SOURCE MATERIAL ▸
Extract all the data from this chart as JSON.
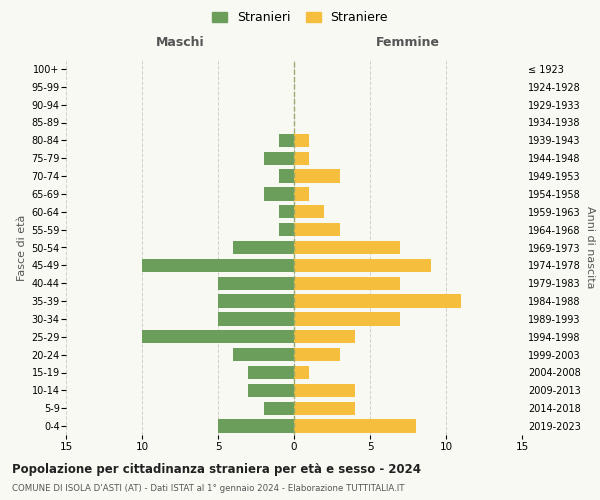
{
  "age_groups": [
    "0-4",
    "5-9",
    "10-14",
    "15-19",
    "20-24",
    "25-29",
    "30-34",
    "35-39",
    "40-44",
    "45-49",
    "50-54",
    "55-59",
    "60-64",
    "65-69",
    "70-74",
    "75-79",
    "80-84",
    "85-89",
    "90-94",
    "95-99",
    "100+"
  ],
  "birth_years": [
    "2019-2023",
    "2014-2018",
    "2009-2013",
    "2004-2008",
    "1999-2003",
    "1994-1998",
    "1989-1993",
    "1984-1988",
    "1979-1983",
    "1974-1978",
    "1969-1973",
    "1964-1968",
    "1959-1963",
    "1954-1958",
    "1949-1953",
    "1944-1948",
    "1939-1943",
    "1934-1938",
    "1929-1933",
    "1924-1928",
    "≤ 1923"
  ],
  "males": [
    5,
    2,
    3,
    3,
    4,
    10,
    5,
    5,
    5,
    10,
    4,
    1,
    1,
    2,
    1,
    2,
    1,
    0,
    0,
    0,
    0
  ],
  "females": [
    8,
    4,
    4,
    1,
    3,
    4,
    7,
    11,
    7,
    9,
    7,
    3,
    2,
    1,
    3,
    1,
    1,
    0,
    0,
    0,
    0
  ],
  "male_color": "#6a9e5a",
  "female_color": "#f5be3c",
  "background_color": "#f9f9f4",
  "grid_color": "#d0d0c8",
  "center_line_color": "#9aaa6a",
  "xlim": 15,
  "xtick_labels": [
    "15",
    "10",
    "5",
    "0",
    "5",
    "10",
    "15"
  ],
  "title": "Popolazione per cittadinanza straniera per età e sesso - 2024",
  "subtitle": "COMUNE DI ISOLA D'ASTI (AT) - Dati ISTAT al 1° gennaio 2024 - Elaborazione TUTTITALIA.IT",
  "legend_stranieri": "Stranieri",
  "legend_straniere": "Straniere",
  "left_header": "Maschi",
  "right_header": "Femmine",
  "ylabel_left": "Fasce di età",
  "ylabel_right": "Anni di nascita"
}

WHAT IS ASKED ▸
Skip every picture and transcribe the data above exactly.

SOLUTION TO THE PROBLEM ▸
Extract all the data from this chart as JSON.
{
  "age_groups": [
    "0-4",
    "5-9",
    "10-14",
    "15-19",
    "20-24",
    "25-29",
    "30-34",
    "35-39",
    "40-44",
    "45-49",
    "50-54",
    "55-59",
    "60-64",
    "65-69",
    "70-74",
    "75-79",
    "80-84",
    "85-89",
    "90-94",
    "95-99",
    "100+"
  ],
  "birth_years": [
    "2019-2023",
    "2014-2018",
    "2009-2013",
    "2004-2008",
    "1999-2003",
    "1994-1998",
    "1989-1993",
    "1984-1988",
    "1979-1983",
    "1974-1978",
    "1969-1973",
    "1964-1968",
    "1959-1963",
    "1954-1958",
    "1949-1953",
    "1944-1948",
    "1939-1943",
    "1934-1938",
    "1929-1933",
    "1924-1928",
    "≤ 1923"
  ],
  "males": [
    5,
    2,
    3,
    3,
    4,
    10,
    5,
    5,
    5,
    10,
    4,
    1,
    1,
    2,
    1,
    2,
    1,
    0,
    0,
    0,
    0
  ],
  "females": [
    8,
    4,
    4,
    1,
    3,
    4,
    7,
    11,
    7,
    9,
    7,
    3,
    2,
    1,
    3,
    1,
    1,
    0,
    0,
    0,
    0
  ],
  "male_color": "#6a9e5a",
  "female_color": "#f5be3c",
  "background_color": "#f9f9f4",
  "grid_color": "#d0d0c8",
  "center_line_color": "#9aaa6a",
  "xlim": 15,
  "xtick_labels": [
    "15",
    "10",
    "5",
    "0",
    "5",
    "10",
    "15"
  ],
  "title": "Popolazione per cittadinanza straniera per età e sesso - 2024",
  "subtitle": "COMUNE DI ISOLA D'ASTI (AT) - Dati ISTAT al 1° gennaio 2024 - Elaborazione TUTTITALIA.IT",
  "legend_stranieri": "Stranieri",
  "legend_straniere": "Straniere",
  "left_header": "Maschi",
  "right_header": "Femmine",
  "ylabel_left": "Fasce di età",
  "ylabel_right": "Anni di nascita"
}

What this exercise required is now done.